== Data provided ==
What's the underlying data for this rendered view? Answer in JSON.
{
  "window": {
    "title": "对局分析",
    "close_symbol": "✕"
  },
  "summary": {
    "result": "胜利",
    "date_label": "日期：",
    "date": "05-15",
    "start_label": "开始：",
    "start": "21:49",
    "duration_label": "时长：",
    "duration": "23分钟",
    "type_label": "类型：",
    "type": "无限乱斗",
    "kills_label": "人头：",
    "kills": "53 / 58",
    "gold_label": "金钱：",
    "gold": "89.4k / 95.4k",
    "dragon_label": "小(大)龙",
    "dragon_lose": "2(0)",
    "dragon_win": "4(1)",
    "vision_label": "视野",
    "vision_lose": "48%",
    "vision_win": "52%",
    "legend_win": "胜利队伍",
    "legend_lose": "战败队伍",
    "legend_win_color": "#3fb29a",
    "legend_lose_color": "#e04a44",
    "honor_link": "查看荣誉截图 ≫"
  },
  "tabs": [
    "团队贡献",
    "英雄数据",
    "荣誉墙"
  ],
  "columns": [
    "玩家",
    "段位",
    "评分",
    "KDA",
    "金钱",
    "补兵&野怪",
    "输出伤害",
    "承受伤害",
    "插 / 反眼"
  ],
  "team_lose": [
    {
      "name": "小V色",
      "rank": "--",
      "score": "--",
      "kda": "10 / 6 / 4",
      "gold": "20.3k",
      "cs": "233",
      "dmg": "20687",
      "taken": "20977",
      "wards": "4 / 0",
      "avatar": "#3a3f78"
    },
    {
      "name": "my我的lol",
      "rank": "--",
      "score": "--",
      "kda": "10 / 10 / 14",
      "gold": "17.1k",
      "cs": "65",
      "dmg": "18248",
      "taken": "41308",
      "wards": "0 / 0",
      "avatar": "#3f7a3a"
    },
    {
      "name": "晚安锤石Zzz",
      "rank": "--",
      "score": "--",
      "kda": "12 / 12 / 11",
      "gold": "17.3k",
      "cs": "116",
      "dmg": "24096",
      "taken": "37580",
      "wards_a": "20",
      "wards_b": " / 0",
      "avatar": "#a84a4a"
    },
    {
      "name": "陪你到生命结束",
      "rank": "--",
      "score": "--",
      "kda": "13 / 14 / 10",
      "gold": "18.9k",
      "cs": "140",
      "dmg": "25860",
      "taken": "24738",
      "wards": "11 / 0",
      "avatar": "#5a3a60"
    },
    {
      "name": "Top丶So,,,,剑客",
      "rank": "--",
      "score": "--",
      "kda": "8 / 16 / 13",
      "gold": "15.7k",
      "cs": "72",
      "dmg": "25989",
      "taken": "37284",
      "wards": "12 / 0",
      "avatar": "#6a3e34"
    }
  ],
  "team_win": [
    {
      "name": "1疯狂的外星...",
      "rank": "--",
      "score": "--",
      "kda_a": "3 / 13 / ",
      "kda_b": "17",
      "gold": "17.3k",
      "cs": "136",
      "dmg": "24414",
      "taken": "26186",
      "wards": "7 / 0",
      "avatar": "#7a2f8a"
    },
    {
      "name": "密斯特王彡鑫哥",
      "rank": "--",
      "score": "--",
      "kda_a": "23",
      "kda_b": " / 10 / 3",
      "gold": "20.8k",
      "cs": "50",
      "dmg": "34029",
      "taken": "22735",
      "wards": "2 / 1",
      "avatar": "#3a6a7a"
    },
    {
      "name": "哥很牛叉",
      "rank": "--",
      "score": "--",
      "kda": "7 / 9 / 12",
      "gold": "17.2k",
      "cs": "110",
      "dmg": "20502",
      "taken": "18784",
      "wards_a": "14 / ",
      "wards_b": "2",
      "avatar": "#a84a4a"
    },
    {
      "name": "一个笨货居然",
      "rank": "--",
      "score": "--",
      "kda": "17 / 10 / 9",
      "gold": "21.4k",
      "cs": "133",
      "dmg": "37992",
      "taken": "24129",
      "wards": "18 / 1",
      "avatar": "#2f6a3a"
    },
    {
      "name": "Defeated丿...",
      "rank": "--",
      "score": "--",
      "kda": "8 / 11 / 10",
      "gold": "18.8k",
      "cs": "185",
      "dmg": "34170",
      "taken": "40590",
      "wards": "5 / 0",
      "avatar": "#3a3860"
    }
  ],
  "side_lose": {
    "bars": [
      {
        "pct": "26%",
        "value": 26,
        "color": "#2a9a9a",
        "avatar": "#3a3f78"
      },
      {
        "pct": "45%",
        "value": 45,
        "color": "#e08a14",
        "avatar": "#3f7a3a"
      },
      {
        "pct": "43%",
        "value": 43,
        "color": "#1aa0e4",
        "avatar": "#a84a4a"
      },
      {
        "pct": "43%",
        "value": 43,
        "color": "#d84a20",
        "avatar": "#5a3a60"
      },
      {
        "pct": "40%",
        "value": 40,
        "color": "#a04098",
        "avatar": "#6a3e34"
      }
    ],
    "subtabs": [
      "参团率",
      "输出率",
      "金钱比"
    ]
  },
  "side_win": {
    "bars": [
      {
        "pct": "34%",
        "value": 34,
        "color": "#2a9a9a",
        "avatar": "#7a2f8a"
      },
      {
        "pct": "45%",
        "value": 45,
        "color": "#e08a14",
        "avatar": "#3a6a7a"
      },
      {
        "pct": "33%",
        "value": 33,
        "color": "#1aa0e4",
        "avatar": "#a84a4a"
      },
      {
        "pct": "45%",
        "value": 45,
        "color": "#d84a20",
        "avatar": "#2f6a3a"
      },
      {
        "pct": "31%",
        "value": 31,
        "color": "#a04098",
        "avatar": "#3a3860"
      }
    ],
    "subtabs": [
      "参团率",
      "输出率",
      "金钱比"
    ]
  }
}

== Required work ==
Send back every record, precisely as written.

== Written reply ==
What's the underlying data for this rendered view? Answer in JSON.
{
  "window": {
    "title": "对局分析",
    "close_symbol": "✕"
  },
  "summary": {
    "result": "胜利",
    "date_label": "日期：",
    "date": "05-15",
    "start_label": "开始：",
    "start": "21:49",
    "duration_label": "时长：",
    "duration": "23分钟",
    "type_label": "类型：",
    "type": "无限乱斗",
    "kills_label": "人头：",
    "kills": "53 / 58",
    "gold_label": "金钱：",
    "gold": "89.4k / 95.4k",
    "dragon_label": "小(大)龙",
    "dragon_lose": "2(0)",
    "dragon_win": "4(1)",
    "vision_label": "视野",
    "vision_lose": "48%",
    "vision_win": "52%",
    "legend_win": "胜利队伍",
    "legend_lose": "战败队伍",
    "legend_win_color": "#3fb29a",
    "legend_lose_color": "#e04a44",
    "honor_link": "查看荣誉截图 ≫"
  },
  "tabs": [
    "团队贡献",
    "英雄数据",
    "荣誉墙"
  ],
  "columns": [
    "玩家",
    "段位",
    "评分",
    "KDA",
    "金钱",
    "补兵&野怪",
    "输出伤害",
    "承受伤害",
    "插 / 反眼"
  ],
  "team_lose": [
    {
      "name": "小V色",
      "rank": "--",
      "score": "--",
      "kda": "10 / 6 / 4",
      "gold": "20.3k",
      "cs": "233",
      "dmg": "20687",
      "taken": "20977",
      "wards": "4 / 0",
      "avatar": "#3a3f78"
    },
    {
      "name": "my我的lol",
      "rank": "--",
      "score": "--",
      "kda": "10 / 10 / 14",
      "gold": "17.1k",
      "cs": "65",
      "dmg": "18248",
      "taken": "41308",
      "wards": "0 / 0",
      "avatar": "#3f7a3a"
    },
    {
      "name": "晚安锤石Zzz",
      "rank": "--",
      "score": "--",
      "kda": "12 / 12 / 11",
      "gold": "17.3k",
      "cs": "116",
      "dmg": "24096",
      "taken": "37580",
      "wards_a": "20",
      "wards_b": " / 0",
      "avatar": "#a84a4a"
    },
    {
      "name": "陪你到生命结束",
      "rank": "--",
      "score": "--",
      "kda": "13 / 14 / 10",
      "gold": "18.9k",
      "cs": "140",
      "dmg": "25860",
      "taken": "24738",
      "wards": "11 / 0",
      "avatar": "#5a3a60"
    },
    {
      "name": "Top丶So,,,,剑客",
      "rank": "--",
      "score": "--",
      "kda": "8 / 16 / 13",
      "gold": "15.7k",
      "cs": "72",
      "dmg": "25989",
      "taken": "37284",
      "wards": "12 / 0",
      "avatar": "#6a3e34"
    }
  ],
  "team_win": [
    {
      "name": "1疯狂的外星...",
      "rank": "--",
      "score": "--",
      "kda_a": "3 / 13 / ",
      "kda_b": "17",
      "gold": "17.3k",
      "cs": "136",
      "dmg": "24414",
      "taken": "26186",
      "wards": "7 / 0",
      "avatar": "#7a2f8a"
    },
    {
      "name": "密斯特王彡鑫哥",
      "rank": "--",
      "score": "--",
      "kda_a": "23",
      "kda_b": " / 10 / 3",
      "gold": "20.8k",
      "cs": "50",
      "dmg": "34029",
      "taken": "22735",
      "wards": "2 / 1",
      "avatar": "#3a6a7a"
    },
    {
      "name": "哥很牛叉",
      "rank": "--",
      "score": "--",
      "kda": "7 / 9 / 12",
      "gold": "17.2k",
      "cs": "110",
      "dmg": "20502",
      "taken": "18784",
      "wards_a": "14 / ",
      "wards_b": "2",
      "avatar": "#a84a4a"
    },
    {
      "name": "一个笨货居然",
      "rank": "--",
      "score": "--",
      "kda": "17 / 10 / 9",
      "gold": "21.4k",
      "cs": "133",
      "dmg": "37992",
      "taken": "24129",
      "wards": "18 / 1",
      "avatar": "#2f6a3a"
    },
    {
      "name": "Defeated丿...",
      "rank": "--",
      "score": "--",
      "kda": "8 / 11 / 10",
      "gold": "18.8k",
      "cs": "185",
      "dmg": "34170",
      "taken": "40590",
      "wards": "5 / 0",
      "avatar": "#3a3860"
    }
  ],
  "side_lose": {
    "bars": [
      {
        "pct": "26%",
        "value": 26,
        "color": "#2a9a9a",
        "avatar": "#3a3f78"
      },
      {
        "pct": "45%",
        "value": 45,
        "color": "#e08a14",
        "avatar": "#3f7a3a"
      },
      {
        "pct": "43%",
        "value": 43,
        "color": "#1aa0e4",
        "avatar": "#a84a4a"
      },
      {
        "pct": "43%",
        "value": 43,
        "color": "#d84a20",
        "avatar": "#5a3a60"
      },
      {
        "pct": "40%",
        "value": 40,
        "color": "#a04098",
        "avatar": "#6a3e34"
      }
    ],
    "subtabs": [
      "参团率",
      "输出率",
      "金钱比"
    ]
  },
  "side_win": {
    "bars": [
      {
        "pct": "34%",
        "value": 34,
        "color": "#2a9a9a",
        "avatar": "#7a2f8a"
      },
      {
        "pct": "45%",
        "value": 45,
        "color": "#e08a14",
        "avatar": "#3a6a7a"
      },
      {
        "pct": "33%",
        "value": 33,
        "color": "#1aa0e4",
        "avatar": "#a84a4a"
      },
      {
        "pct": "45%",
        "value": 45,
        "color": "#d84a20",
        "avatar": "#2f6a3a"
      },
      {
        "pct": "31%",
        "value": 31,
        "color": "#a04098",
        "avatar": "#3a3860"
      }
    ],
    "subtabs": [
      "参团率",
      "输出率",
      "金钱比"
    ]
  }
}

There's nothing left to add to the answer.